_WHAT TO PRODUCE:_ Images do not belong in the copy. Retype all the entries below exactly.

_RECORD EXTRACTS:_
================
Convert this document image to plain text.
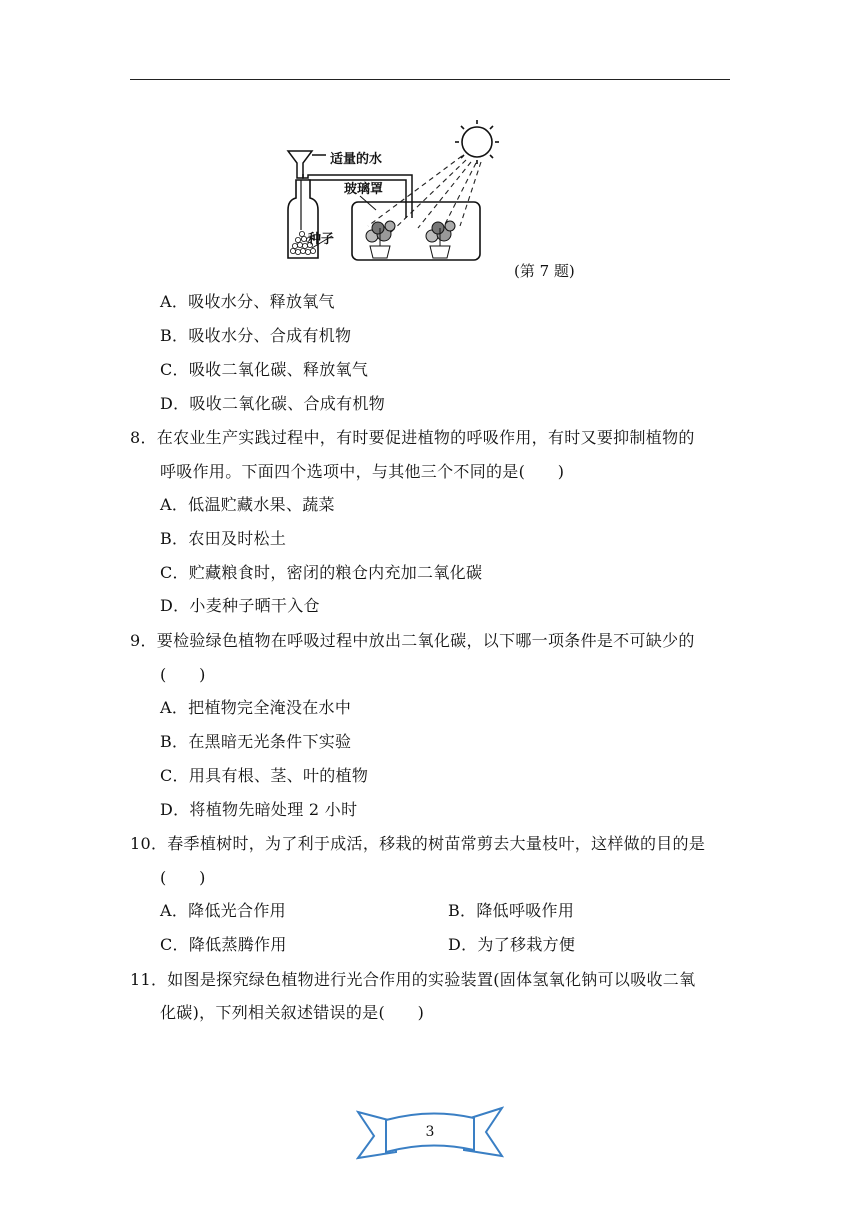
适量的水
玻璃罩
种子
(第 7 题)
A．吸收水分、释放氧气
B．吸收水分、合成有机物
C．吸收二氧化碳、释放氧气
D．吸收二氧化碳、合成有机物
8．在农业生产实践过程中，有时要促进植物的呼吸作用，有时又要抑制植物的
呼吸作用。下面四个选项中，与其他三个不同的是(　　)
A．低温贮藏水果、蔬菜
B．农田及时松土
C．贮藏粮食时，密闭的粮仓内充加二氧化碳
D．小麦种子晒干入仓
9．要检验绿色植物在呼吸过程中放出二氧化碳，以下哪一项条件是不可缺少的
(　　)
A．把植物完全淹没在水中
B．在黑暗无光条件下实验
C．用具有根、茎、叶的植物
D．将植物先暗处理 2 小时
10．春季植树时，为了利于成活，移栽的树苗常剪去大量枝叶，这样做的目的是
(　　)
A．降低光合作用	B．降低呼吸作用
C．降低蒸腾作用	D．为了移栽方便
11．如图是探究绿色植物进行光合作用的实验装置(固体氢氧化钠可以吸收二氧
化碳)，下列相关叙述错误的是(　　)
3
================
_SOLVED EXERCISE:_
Convert this document image to plain text.
适量的水
玻璃罩
种子
(第 7 题)
A．吸收水分、释放氧气
B．吸收水分、合成有机物
C．吸收二氧化碳、释放氧气
D．吸收二氧化碳、合成有机物
8．在农业生产实践过程中，有时要促进植物的呼吸作用，有时又要抑制植物的
呼吸作用。下面四个选项中，与其他三个不同的是(　　)
A．低温贮藏水果、蔬菜
B．农田及时松土
C．贮藏粮食时，密闭的粮仓内充加二氧化碳
D．小麦种子晒干入仓
9．要检验绿色植物在呼吸过程中放出二氧化碳，以下哪一项条件是不可缺少的
(　　)
A．把植物完全淹没在水中
B．在黑暗无光条件下实验
C．用具有根、茎、叶的植物
D．将植物先暗处理 2 小时
10．春季植树时，为了利于成活，移栽的树苗常剪去大量枝叶，这样做的目的是
(　　)
A．降低光合作用	B．降低呼吸作用
C．降低蒸腾作用	D．为了移栽方便
11．如图是探究绿色植物进行光合作用的实验装置(固体氢氧化钠可以吸收二氧
化碳)，下列相关叙述错误的是(　　)
3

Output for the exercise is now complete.